* [Records for processing]
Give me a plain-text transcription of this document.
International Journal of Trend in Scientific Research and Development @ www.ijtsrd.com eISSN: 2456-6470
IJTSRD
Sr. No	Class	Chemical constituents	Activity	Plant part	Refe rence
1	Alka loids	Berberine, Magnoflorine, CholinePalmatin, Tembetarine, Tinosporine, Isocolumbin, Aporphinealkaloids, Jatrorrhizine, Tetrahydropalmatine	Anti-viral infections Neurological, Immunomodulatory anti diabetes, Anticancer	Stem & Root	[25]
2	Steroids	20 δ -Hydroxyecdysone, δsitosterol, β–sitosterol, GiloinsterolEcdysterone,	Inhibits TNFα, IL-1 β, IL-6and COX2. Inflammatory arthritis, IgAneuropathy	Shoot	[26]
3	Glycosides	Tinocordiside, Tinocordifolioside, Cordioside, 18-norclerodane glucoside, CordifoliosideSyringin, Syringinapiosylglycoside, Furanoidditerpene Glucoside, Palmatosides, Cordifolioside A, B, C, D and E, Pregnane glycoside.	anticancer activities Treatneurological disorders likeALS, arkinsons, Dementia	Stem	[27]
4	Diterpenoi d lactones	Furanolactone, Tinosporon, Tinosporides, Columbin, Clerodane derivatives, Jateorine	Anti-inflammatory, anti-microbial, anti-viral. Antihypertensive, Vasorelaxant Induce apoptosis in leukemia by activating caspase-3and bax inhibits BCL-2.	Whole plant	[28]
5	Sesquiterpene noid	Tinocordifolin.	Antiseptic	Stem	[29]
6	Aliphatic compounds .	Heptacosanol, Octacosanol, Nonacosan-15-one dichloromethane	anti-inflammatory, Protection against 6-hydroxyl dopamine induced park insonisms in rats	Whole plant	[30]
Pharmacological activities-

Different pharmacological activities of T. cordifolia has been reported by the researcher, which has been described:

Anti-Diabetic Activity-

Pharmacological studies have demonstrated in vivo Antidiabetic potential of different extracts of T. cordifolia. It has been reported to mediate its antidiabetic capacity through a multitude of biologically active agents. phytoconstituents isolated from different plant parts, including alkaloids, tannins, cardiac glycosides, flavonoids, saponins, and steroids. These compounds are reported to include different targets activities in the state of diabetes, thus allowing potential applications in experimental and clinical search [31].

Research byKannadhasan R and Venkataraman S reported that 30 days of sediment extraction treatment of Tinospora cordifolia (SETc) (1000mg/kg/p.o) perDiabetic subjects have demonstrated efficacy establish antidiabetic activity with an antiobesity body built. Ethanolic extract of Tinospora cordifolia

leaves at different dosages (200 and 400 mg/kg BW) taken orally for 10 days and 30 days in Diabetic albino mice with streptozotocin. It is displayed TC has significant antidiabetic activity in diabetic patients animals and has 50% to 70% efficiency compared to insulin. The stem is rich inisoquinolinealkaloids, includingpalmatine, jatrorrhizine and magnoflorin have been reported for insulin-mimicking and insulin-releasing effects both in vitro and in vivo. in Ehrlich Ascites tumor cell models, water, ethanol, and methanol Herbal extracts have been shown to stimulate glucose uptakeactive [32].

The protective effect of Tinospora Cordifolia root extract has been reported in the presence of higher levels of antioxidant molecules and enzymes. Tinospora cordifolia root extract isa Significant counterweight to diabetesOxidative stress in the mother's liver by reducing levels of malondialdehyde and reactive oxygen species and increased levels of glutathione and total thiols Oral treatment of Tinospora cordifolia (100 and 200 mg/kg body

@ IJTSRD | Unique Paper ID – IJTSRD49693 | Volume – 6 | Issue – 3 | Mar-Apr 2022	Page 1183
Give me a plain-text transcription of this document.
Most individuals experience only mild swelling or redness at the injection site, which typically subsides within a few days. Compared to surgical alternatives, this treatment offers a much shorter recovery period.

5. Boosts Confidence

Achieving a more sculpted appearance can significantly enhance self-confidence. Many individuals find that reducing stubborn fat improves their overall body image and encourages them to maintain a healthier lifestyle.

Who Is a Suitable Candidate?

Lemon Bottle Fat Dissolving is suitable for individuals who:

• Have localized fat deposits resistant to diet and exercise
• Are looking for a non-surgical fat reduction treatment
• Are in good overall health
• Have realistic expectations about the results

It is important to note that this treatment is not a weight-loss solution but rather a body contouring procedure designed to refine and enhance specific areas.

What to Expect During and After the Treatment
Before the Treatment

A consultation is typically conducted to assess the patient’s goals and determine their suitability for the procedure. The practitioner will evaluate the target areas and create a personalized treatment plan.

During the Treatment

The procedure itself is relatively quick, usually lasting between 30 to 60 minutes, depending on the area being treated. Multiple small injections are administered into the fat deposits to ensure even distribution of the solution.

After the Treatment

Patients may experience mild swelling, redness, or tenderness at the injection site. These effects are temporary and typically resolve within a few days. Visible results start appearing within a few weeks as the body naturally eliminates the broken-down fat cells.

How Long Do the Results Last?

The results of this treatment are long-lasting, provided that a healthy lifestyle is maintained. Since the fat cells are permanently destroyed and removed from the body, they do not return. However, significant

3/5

* [What you will do]
Reproduce the material verbatim, line by line.

* [Completed task]
Give me a plain-text transcription of this document.
International Journal of Trend in Scientific Research and Development @ www.ijtsrd.com eISSN: 2456-6470
IJTSRD
Sr. No	Class	Chemical constituents	Activity	Plant part	Refe rence
1	Alka loids	Berberine, Magnoflorine, CholinePalmatin, Tembetarine, Tinosporine, Isocolumbin, Aporphinealkaloids, Jatrorrhizine, Tetrahydropalmatine	Anti-viral infections Neurological, Immunomodulatory anti diabetes, Anticancer	Stem & Root	[25]
2	Steroids	20 δ -Hydroxyecdysone, δsitosterol, β–sitosterol, GiloinsterolEcdysterone,	Inhibits TNFα, IL-1 β, IL-6and COX2. Inflammatory arthritis, IgAneuropathy	Shoot	[26]
3	Glycosides	Tinocordiside, Tinocordifolioside, Cordioside, 18-norclerodane glucoside, CordifoliosideSyringin, Syringinapiosylglycoside, Furanoidditerpene Glucoside, Palmatosides, Cordifolioside A, B, C, D and E, Pregnane glycoside.	anticancer activities Treatneurological disorders likeALS, arkinsons, Dementia	Stem	[27]
4	Diterpenoi d lactones	Furanolactone, Tinosporon, Tinosporides, Columbin, Clerodane derivatives, Jateorine	Anti-inflammatory, anti-microbial, anti-viral. Antihypertensive, Vasorelaxant Induce apoptosis in leukemia by activating caspase-3and bax inhibits BCL-2.	Whole plant	[28]
5	Sesquiterpene noid	Tinocordifolin.	Antiseptic	Stem	[29]
6	Aliphatic compounds .	Heptacosanol, Octacosanol, Nonacosan-15-one dichloromethane	anti-inflammatory, Protection against 6-hydroxyl dopamine induced park insonisms in rats	Whole plant	[30]
Pharmacological activities-

Different pharmacological activities of T. cordifolia has been reported by the researcher, which has been described:

Anti-Diabetic Activity-

Pharmacological studies have demonstrated in vivo Antidiabetic potential of different extracts of T. cordifolia. It has been reported to mediate its antidiabetic capacity through a multitude of biologically active agents. phytoconstituents isolated from different plant parts, including alkaloids, tannins, cardiac glycosides, flavonoids, saponins, and steroids. These compounds are reported to include different targets activities in the state of diabetes, thus allowing potential applications in experimental and clinical search [31].

Research byKannadhasan R and Venkataraman S reported that 30 days of sediment extraction treatment of Tinospora cordifolia (SETc) (1000mg/kg/p.o) perDiabetic subjects have demonstrated efficacy establish antidiabetic activity with an antiobesity body built. Ethanolic extract of Tinospora cordifolia

leaves at different dosages (200 and 400 mg/kg BW) taken orally for 10 days and 30 days in Diabetic albino mice with streptozotocin. It is displayed TC has significant antidiabetic activity in diabetic patients animals and has 50% to 70% efficiency compared to insulin. The stem is rich inisoquinolinealkaloids, includingpalmatine, jatrorrhizine and magnoflorin have been reported for insulin-mimicking and insulin-releasing effects both in vitro and in vivo. in Ehrlich Ascites tumor cell models, water, ethanol, and methanol Herbal extracts have been shown to stimulate glucose uptakeactive [32].

The protective effect of Tinospora Cordifolia root extract has been reported in the presence of higher levels of antioxidant molecules and enzymes. Tinospora cordifolia root extract isa Significant counterweight to diabetesOxidative stress in the mother's liver by reducing levels of malondialdehyde and reactive oxygen species and increased levels of glutathione and total thiols Oral treatment of Tinospora cordifolia (100 and 200 mg/kg body

@ IJTSRD | Unique Paper ID – IJTSRD49693 | Volume – 6 | Issue – 3 | Mar-Apr 2022	Page 1183
Give me a plain-text transcription of this document.
Most individuals experience only mild swelling or redness at the injection site, which typically subsides within a few days. Compared to surgical alternatives, this treatment offers a much shorter recovery period.

5. Boosts Confidence

Achieving a more sculpted appearance can significantly enhance self-confidence. Many individuals find that reducing stubborn fat improves their overall body image and encourages them to maintain a healthier lifestyle.

Who Is a Suitable Candidate?

Lemon Bottle Fat Dissolving is suitable for individuals who:

• Have localized fat deposits resistant to diet and exercise
• Are looking for a non-surgical fat reduction treatment
• Are in good overall health
• Have realistic expectations about the results

It is important to note that this treatment is not a weight-loss solution but rather a body contouring procedure designed to refine and enhance specific areas.

What to Expect During and After the Treatment
Before the Treatment

A consultation is typically conducted to assess the patient’s goals and determine their suitability for the procedure. The practitioner will evaluate the target areas and create a personalized treatment plan.

During the Treatment

The procedure itself is relatively quick, usually lasting between 30 to 60 minutes, depending on the area being treated. Multiple small injections are administered into the fat deposits to ensure even distribution of the solution.

After the Treatment

Patients may experience mild swelling, redness, or tenderness at the injection site. These effects are temporary and typically resolve within a few days. Visible results start appearing within a few weeks as the body naturally eliminates the broken-down fat cells.

How Long Do the Results Last?

The results of this treatment are long-lasting, provided that a healthy lifestyle is maintained. Since the fat cells are permanently destroyed and removed from the body, they do not return. However, significant

3/5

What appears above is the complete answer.